++++ RECORDS SHOWN ++++
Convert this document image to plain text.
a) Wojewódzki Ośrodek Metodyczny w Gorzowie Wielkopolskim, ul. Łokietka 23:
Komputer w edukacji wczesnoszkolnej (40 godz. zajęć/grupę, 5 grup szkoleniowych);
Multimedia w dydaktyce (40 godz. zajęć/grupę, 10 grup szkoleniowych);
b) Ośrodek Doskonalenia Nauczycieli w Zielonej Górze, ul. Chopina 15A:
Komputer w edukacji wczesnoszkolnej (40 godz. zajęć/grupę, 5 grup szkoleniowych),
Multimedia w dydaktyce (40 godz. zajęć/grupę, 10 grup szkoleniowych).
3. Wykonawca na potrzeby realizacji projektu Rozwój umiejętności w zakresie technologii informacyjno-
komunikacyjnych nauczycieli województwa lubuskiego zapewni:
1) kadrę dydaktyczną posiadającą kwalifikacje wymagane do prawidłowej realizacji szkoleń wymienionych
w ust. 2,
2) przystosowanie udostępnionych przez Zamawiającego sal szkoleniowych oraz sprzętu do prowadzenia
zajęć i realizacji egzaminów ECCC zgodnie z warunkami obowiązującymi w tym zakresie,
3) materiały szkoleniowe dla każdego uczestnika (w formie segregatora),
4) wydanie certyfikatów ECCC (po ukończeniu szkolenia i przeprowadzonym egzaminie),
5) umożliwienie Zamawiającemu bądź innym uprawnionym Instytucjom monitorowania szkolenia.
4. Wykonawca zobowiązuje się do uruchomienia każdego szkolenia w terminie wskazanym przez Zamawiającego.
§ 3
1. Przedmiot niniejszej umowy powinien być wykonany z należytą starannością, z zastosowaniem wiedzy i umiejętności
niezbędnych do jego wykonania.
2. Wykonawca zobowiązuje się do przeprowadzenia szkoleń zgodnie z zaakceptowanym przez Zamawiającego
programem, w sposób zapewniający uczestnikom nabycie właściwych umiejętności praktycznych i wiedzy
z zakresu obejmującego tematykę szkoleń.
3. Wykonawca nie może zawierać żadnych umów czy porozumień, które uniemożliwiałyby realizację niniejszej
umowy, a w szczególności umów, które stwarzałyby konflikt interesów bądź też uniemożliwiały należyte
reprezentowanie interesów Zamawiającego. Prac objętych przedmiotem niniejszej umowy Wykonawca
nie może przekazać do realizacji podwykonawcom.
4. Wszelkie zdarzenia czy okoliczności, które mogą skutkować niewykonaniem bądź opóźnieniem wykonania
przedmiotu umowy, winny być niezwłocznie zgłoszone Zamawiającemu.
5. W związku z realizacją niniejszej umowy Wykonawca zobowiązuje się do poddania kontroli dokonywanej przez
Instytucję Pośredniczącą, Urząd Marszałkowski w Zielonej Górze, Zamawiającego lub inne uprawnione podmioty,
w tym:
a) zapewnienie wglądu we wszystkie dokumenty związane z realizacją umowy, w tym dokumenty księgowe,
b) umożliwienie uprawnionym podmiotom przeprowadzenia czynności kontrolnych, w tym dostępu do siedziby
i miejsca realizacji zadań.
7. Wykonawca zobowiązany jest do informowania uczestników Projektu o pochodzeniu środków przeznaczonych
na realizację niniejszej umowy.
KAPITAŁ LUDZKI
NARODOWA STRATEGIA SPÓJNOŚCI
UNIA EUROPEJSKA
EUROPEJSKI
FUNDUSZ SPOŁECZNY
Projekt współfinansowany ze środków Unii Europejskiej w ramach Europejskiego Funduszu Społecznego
++++
### INSTRUCTIONS TO FOLLOW
From the data above, extract every line in its exact form.

### RESULT OF THIS EXERCISE
Convert this document image to plain text.
a) Wojewódzki Ośrodek Metodyczny w Gorzowie Wielkopolskim, ul. Łokietka 23:
Komputer w edukacji wczesnoszkolnej (40 godz. zajęć/grupę, 5 grup szkoleniowych);
Multimedia w dydaktyce (40 godz. zajęć/grupę, 10 grup szkoleniowych);
b) Ośrodek Doskonalenia Nauczycieli w Zielonej Górze, ul. Chopina 15A:
Komputer w edukacji wczesnoszkolnej (40 godz. zajęć/grupę, 5 grup szkoleniowych),
Multimedia w dydaktyce (40 godz. zajęć/grupę, 10 grup szkoleniowych).
3. Wykonawca na potrzeby realizacji projektu Rozwój umiejętności w zakresie technologii informacyjno-
komunikacyjnych nauczycieli województwa lubuskiego zapewni:
1) kadrę dydaktyczną posiadającą kwalifikacje wymagane do prawidłowej realizacji szkoleń wymienionych
w ust. 2,
2) przystosowanie udostępnionych przez Zamawiającego sal szkoleniowych oraz sprzętu do prowadzenia
zajęć i realizacji egzaminów ECCC zgodnie z warunkami obowiązującymi w tym zakresie,
3) materiały szkoleniowe dla każdego uczestnika (w formie segregatora),
4) wydanie certyfikatów ECCC (po ukończeniu szkolenia i przeprowadzonym egzaminie),
5) umożliwienie Zamawiającemu bądź innym uprawnionym Instytucjom monitorowania szkolenia.
4. Wykonawca zobowiązuje się do uruchomienia każdego szkolenia w terminie wskazanym przez Zamawiającego.
§ 3
1. Przedmiot niniejszej umowy powinien być wykonany z należytą starannością, z zastosowaniem wiedzy i umiejętności
niezbędnych do jego wykonania.
2. Wykonawca zobowiązuje się do przeprowadzenia szkoleń zgodnie z zaakceptowanym przez Zamawiającego
programem, w sposób zapewniający uczestnikom nabycie właściwych umiejętności praktycznych i wiedzy
z zakresu obejmującego tematykę szkoleń.
3. Wykonawca nie może zawierać żadnych umów czy porozumień, które uniemożliwiałyby realizację niniejszej
umowy, a w szczególności umów, które stwarzałyby konflikt interesów bądź też uniemożliwiały należyte
reprezentowanie interesów Zamawiającego. Prac objętych przedmiotem niniejszej umowy Wykonawca
nie może przekazać do realizacji podwykonawcom.
4. Wszelkie zdarzenia czy okoliczności, które mogą skutkować niewykonaniem bądź opóźnieniem wykonania
przedmiotu umowy, winny być niezwłocznie zgłoszone Zamawiającemu.
5. W związku z realizacją niniejszej umowy Wykonawca zobowiązuje się do poddania kontroli dokonywanej przez
Instytucję Pośredniczącą, Urząd Marszałkowski w Zielonej Górze, Zamawiającego lub inne uprawnione podmioty,
w tym:
a) zapewnienie wglądu we wszystkie dokumenty związane z realizacją umowy, w tym dokumenty księgowe,
b) umożliwienie uprawnionym podmiotom przeprowadzenia czynności kontrolnych, w tym dostępu do siedziby
i miejsca realizacji zadań.
7. Wykonawca zobowiązany jest do informowania uczestników Projektu o pochodzeniu środków przeznaczonych
na realizację niniejszej umowy.
KAPITAŁ LUDZKI
NARODOWA STRATEGIA SPÓJNOŚCI
UNIA EUROPEJSKA
EUROPEJSKI
FUNDUSZ SPOŁECZNY
Projekt współfinansowany ze środków Unii Europejskiej w ramach Europejskiego Funduszu Społecznego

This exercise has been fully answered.